Compiti da svolgere.
1. Rispondi a queste domande sul brano.
(a) In quale giorno avvenne l'attentato di Vaiano?
(b) Da chi furono rivendicati gli attentati terroristici iniziati in primavera?
(c) Chi perse la vita nella sparatoria di Pian del Rascino?
2. Riporta, per favore, il tratto del brano da «L'attentato si collocava» fino a «del 2 giugno.».

Brano fornito.
L'attentato si collocava nella fase finale della strategia stragista portata avanti dall'estrema destra, con l'intento di destabilizzare il paese e favorire un intervento dei militari: «In primavera, nel momento di maggiore tensione, iniziò una serie di attentati terroristici, via via sempre più gravi, rivendicati da Ordine Nero. In Toscana, il 21 aprile, si ebbe l’attentato di Vaiano, primo attacco alla linea Ferroviaria Firenze-Bologna. Seguì a Brescia la gravissima strage di Piazza della Loggia, poi a Pian del Rascino la sparatoria cui perse la vita Giancarlo Esposti, il quale – secondo quanto Sergio Calore avrebbe appreso dal Signorelli, dal Concutelli e dal Fachini era in procinto di recarsi a Roma per attentare alla vita del Presidente della Repubblica, colpendolo spettacolarmente a fucilate durante la parata del 2 giugno.

Dati mostrati.
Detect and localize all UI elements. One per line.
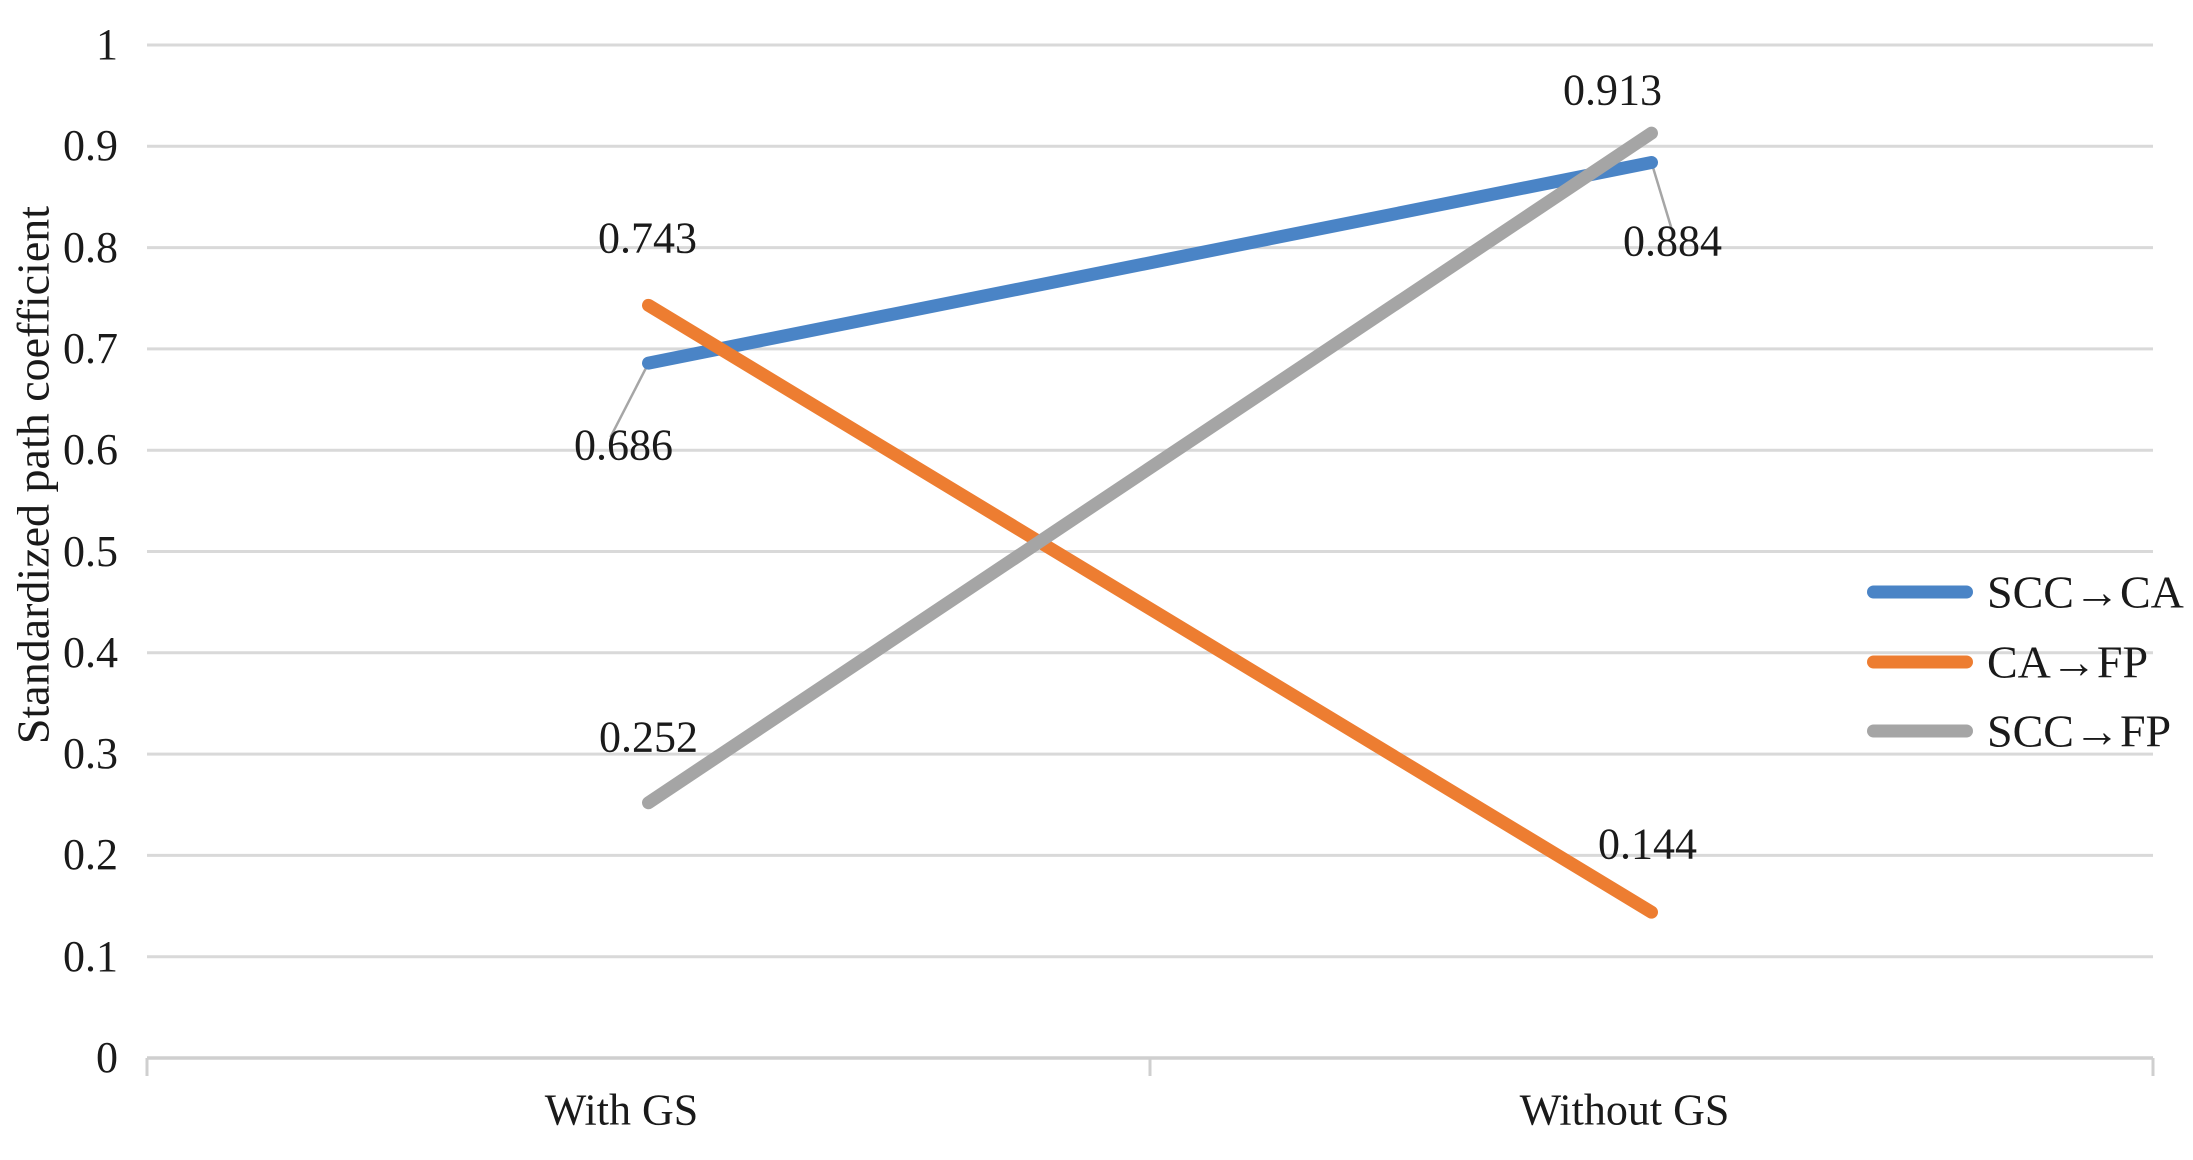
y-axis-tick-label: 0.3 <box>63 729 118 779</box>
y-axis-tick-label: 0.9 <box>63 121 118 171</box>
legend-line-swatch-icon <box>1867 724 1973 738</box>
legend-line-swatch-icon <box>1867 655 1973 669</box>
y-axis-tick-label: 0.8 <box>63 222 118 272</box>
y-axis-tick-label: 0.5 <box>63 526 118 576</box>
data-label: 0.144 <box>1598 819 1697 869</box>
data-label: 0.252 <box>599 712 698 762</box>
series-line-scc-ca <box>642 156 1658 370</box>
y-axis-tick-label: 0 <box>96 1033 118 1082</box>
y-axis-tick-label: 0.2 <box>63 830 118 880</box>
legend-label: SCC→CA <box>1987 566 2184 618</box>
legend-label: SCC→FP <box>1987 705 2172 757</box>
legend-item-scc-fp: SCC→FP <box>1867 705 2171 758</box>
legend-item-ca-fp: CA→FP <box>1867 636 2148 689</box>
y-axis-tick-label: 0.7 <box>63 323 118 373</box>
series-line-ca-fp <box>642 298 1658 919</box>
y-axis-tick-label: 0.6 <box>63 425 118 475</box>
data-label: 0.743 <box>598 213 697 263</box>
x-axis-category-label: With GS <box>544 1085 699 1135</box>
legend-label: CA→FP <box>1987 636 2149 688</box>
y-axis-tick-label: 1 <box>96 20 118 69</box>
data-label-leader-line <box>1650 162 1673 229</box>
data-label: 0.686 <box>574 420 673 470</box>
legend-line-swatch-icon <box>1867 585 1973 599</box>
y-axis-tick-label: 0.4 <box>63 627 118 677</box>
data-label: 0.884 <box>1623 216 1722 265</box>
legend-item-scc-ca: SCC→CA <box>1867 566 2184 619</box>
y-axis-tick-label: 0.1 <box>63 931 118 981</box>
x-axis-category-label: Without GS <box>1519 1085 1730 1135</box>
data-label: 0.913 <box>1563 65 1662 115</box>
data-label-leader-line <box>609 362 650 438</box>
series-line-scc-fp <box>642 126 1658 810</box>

...

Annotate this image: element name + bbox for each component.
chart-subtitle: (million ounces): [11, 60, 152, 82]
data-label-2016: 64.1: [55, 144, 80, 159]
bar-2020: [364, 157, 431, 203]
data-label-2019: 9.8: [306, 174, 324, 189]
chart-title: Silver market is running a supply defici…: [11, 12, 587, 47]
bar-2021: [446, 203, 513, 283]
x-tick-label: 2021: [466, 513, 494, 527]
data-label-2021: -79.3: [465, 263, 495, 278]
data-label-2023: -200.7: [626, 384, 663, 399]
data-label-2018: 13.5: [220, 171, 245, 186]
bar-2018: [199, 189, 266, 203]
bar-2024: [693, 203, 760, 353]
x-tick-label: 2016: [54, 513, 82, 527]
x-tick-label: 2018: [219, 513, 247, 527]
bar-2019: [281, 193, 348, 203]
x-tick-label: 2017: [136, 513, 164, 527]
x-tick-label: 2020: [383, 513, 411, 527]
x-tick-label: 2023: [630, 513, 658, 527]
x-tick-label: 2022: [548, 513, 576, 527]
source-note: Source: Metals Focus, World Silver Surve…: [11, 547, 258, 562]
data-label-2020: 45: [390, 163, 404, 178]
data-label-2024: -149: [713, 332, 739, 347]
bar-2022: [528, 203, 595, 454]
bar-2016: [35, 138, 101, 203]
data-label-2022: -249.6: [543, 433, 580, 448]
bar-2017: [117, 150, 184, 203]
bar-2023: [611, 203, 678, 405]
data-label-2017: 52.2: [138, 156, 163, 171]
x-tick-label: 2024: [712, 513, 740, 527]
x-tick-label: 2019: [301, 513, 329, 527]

---

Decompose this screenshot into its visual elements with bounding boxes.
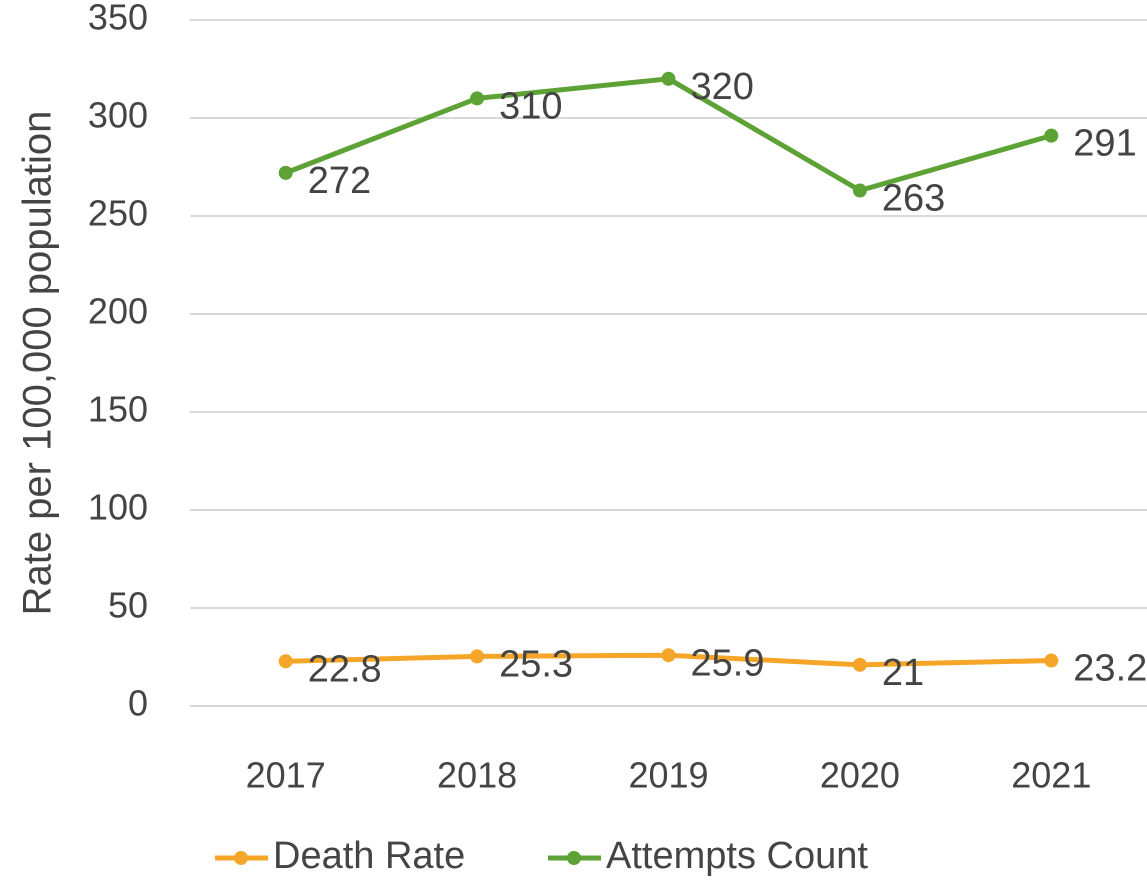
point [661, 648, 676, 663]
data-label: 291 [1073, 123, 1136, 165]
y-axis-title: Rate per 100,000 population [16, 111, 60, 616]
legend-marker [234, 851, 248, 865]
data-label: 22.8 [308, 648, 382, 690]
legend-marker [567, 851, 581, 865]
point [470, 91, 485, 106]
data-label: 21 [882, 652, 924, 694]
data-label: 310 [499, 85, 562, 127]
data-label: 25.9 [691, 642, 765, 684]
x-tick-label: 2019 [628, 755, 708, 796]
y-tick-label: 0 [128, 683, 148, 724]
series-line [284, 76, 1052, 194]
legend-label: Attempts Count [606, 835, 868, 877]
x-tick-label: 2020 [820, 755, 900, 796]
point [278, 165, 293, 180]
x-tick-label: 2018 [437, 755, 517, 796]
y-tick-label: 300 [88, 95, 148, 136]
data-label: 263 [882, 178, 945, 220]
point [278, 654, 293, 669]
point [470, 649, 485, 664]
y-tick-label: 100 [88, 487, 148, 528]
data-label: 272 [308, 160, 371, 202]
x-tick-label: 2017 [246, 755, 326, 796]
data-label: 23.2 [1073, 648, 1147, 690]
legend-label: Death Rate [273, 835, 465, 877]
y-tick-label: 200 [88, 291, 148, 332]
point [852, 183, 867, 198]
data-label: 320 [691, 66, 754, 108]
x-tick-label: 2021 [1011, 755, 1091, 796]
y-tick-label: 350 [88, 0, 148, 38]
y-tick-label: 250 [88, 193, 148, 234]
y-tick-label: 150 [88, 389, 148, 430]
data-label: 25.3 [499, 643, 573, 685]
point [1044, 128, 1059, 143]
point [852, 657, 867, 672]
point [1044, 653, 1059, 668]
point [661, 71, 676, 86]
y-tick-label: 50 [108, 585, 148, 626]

Soluzioni dei compiti.
1.
(a) Il 21 aprile.
(b) Da Ordine Nero.
(c) Giancarlo Esposti.

2.
L'attentato si collocava nella fase finale della strategia stragista portata avanti dall'estrema destra, con l'intento di destabilizzare il paese e favorire un intervento dei militari: «In primavera, nel momento di maggiore tensione, iniziò una serie di attentati terroristici, via via sempre più gravi, rivendicati da Ordine Nero. In Toscana, il 21 aprile, si ebbe l’attentato di Vaiano, primo attacco alla linea Ferroviaria Firenze-Bologna. Seguì a Brescia la gravissima strage di Piazza della Loggia, poi a Pian del Rascino la sparatoria cui perse la vita Giancarlo Esposti, il quale – secondo quanto Sergio Calore avrebbe appreso dal Signorelli, dal Concutelli e dal Fachini era in procinto di recarsi a Roma per attentare alla vita del Presidente della Repubblica, colpendolo spettacolarmente a fucilate durante la parata del 2 giugno.